Task description >>
Your task is to transcribe the data in full.

(Stored records)
__________________________________________________

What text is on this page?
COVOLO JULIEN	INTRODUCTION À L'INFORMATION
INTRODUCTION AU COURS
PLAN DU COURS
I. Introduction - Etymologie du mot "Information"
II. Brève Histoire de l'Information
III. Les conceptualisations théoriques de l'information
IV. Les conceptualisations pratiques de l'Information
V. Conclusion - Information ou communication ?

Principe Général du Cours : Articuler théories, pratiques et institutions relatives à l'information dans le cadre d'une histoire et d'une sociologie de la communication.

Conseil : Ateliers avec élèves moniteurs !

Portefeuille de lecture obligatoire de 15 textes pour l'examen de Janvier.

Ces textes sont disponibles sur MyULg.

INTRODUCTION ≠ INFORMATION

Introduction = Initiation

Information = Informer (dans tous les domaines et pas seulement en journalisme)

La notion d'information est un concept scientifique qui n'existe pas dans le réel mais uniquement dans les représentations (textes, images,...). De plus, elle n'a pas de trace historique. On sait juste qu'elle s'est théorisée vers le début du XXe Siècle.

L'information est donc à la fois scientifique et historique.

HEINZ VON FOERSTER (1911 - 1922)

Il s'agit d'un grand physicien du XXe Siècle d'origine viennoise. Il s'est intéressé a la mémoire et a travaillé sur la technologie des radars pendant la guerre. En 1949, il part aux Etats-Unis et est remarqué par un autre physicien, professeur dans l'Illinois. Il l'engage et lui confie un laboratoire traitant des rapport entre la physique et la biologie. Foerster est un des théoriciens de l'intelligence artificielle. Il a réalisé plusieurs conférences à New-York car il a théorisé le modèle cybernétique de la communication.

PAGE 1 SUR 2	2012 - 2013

__________________________________________________

Exercise answer >>
What text is on this page?
COVOLO JULIEN	INTRODUCTION À L'INFORMATION
INTRODUCTION AU COURS
PLAN DU COURS
I. Introduction - Etymologie du mot "Information"
II. Brève Histoire de l'Information
III. Les conceptualisations théoriques de l'information
IV. Les conceptualisations pratiques de l'Information
V. Conclusion - Information ou communication ?

Principe Général du Cours : Articuler théories, pratiques et institutions relatives à l'information dans le cadre d'une histoire et d'une sociologie de la communication.

Conseil : Ateliers avec élèves moniteurs !

Portefeuille de lecture obligatoire de 15 textes pour l'examen de Janvier.

Ces textes sont disponibles sur MyULg.

INTRODUCTION ≠ INFORMATION

Introduction = Initiation

Information = Informer (dans tous les domaines et pas seulement en journalisme)

La notion d'information est un concept scientifique qui n'existe pas dans le réel mais uniquement dans les représentations (textes, images,...). De plus, elle n'a pas de trace historique. On sait juste qu'elle s'est théorisée vers le début du XXe Siècle.

L'information est donc à la fois scientifique et historique.

HEINZ VON FOERSTER (1911 - 1922)

Il s'agit d'un grand physicien du XXe Siècle d'origine viennoise. Il s'est intéressé a la mémoire et a travaillé sur la technologie des radars pendant la guerre. En 1949, il part aux Etats-Unis et est remarqué par un autre physicien, professeur dans l'Illinois. Il l'engage et lui confie un laboratoire traitant des rapport entre la physique et la biologie. Foerster est un des théoriciens de l'intelligence artificielle. Il a réalisé plusieurs conférences à New-York car il a théorisé le modèle cybernétique de la communication.

PAGE 1 SUR 2	2012 - 2013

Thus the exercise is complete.